- [What you will do]
Find the lines with "name" in them and copy them out.

- [Supplied entries]
begin

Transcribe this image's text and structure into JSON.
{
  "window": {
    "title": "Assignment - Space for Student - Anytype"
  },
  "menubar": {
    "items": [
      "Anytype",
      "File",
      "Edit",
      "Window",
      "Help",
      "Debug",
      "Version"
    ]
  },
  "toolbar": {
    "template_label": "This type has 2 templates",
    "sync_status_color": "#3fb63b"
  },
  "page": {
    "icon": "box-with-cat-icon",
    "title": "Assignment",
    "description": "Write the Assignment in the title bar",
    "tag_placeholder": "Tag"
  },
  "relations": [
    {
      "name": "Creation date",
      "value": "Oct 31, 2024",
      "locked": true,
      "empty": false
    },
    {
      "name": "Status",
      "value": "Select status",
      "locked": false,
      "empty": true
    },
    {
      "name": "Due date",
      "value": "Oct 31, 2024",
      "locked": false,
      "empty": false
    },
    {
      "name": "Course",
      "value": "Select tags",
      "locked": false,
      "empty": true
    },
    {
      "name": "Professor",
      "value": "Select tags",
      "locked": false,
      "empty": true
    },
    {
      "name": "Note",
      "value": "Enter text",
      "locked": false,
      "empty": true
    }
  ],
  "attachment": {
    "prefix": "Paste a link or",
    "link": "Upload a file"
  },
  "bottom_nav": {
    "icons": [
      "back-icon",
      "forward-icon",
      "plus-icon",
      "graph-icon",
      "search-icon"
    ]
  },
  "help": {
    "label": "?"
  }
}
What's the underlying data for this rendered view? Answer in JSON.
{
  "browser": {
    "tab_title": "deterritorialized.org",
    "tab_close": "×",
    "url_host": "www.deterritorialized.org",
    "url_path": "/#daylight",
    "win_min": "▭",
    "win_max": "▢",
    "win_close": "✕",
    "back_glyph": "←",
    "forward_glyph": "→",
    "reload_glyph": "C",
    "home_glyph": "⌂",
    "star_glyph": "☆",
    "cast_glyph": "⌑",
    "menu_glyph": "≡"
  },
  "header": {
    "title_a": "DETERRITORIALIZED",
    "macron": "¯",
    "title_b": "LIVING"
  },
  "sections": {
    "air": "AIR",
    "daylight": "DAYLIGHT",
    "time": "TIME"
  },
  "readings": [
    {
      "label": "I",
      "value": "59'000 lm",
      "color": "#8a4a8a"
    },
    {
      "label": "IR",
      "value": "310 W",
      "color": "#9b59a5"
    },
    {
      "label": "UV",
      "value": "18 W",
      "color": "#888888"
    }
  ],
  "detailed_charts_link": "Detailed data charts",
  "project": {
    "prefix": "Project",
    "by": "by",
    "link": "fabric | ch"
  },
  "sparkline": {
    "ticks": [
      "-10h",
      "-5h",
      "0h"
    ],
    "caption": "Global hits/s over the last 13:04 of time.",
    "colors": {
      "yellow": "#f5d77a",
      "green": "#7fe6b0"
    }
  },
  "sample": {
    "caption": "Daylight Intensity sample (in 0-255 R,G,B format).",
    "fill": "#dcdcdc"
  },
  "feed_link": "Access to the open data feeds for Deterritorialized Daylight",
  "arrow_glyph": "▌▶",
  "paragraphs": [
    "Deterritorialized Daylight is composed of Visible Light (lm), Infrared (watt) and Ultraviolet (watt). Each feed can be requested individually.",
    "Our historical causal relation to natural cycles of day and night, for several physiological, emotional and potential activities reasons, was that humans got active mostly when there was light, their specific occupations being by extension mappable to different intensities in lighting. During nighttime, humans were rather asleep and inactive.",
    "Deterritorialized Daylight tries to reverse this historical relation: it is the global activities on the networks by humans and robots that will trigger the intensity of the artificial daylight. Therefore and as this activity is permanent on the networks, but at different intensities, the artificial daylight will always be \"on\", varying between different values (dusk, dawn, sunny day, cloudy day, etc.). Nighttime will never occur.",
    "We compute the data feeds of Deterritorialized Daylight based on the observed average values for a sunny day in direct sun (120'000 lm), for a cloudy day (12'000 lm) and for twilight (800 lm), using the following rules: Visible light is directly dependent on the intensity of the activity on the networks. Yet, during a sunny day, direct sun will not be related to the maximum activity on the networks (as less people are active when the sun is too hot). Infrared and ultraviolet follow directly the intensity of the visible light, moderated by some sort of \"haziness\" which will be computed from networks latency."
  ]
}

end

- [Task answer]
      "name": "Creation date",
      "name": "Status",
      "name": "Due date",
      "name": "Course",
      "name": "Professor",
      "name": "Note",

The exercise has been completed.